• _Exercise requirements_: Look through the material below for "JSON". Copy every line that contains it.

START Dataset

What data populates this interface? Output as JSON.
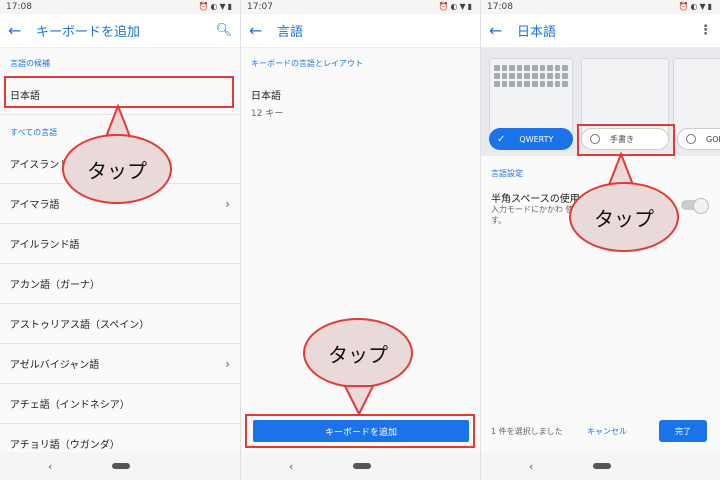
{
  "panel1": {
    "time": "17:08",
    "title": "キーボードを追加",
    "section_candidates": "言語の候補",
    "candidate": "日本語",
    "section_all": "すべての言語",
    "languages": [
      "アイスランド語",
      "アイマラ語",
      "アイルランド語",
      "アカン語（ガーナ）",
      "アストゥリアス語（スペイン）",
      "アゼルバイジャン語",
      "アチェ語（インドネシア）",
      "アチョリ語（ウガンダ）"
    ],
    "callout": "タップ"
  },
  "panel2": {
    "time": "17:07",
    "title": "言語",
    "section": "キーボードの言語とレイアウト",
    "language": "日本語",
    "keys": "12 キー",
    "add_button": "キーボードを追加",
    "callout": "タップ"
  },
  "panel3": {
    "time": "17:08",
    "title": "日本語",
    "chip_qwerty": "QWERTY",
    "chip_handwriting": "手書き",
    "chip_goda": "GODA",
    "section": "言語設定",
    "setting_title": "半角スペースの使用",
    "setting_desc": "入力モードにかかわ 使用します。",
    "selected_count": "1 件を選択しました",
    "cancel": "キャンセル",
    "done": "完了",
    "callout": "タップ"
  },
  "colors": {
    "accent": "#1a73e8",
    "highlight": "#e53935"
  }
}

END Dataset
START Dataset

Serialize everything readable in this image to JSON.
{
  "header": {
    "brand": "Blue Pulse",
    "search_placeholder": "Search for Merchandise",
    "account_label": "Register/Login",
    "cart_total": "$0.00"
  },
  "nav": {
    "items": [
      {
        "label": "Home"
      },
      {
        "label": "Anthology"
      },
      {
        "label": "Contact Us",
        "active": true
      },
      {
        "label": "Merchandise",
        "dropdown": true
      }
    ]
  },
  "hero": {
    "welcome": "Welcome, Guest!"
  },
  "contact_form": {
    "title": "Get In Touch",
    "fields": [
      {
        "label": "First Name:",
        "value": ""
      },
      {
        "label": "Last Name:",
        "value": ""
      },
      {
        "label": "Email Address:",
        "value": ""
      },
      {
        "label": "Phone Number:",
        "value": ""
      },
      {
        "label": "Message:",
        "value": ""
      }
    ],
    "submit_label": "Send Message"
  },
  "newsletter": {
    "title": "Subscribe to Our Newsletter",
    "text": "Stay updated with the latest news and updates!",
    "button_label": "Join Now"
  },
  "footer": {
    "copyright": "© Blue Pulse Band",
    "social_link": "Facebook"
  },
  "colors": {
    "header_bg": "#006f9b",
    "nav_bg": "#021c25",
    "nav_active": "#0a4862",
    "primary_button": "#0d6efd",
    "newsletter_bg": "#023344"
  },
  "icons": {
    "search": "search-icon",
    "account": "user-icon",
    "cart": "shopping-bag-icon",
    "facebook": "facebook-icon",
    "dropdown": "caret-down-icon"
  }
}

END Dataset

• _Reply to the task_:
What data populates this interface? Output as JSON.
Serialize everything readable in this image to JSON.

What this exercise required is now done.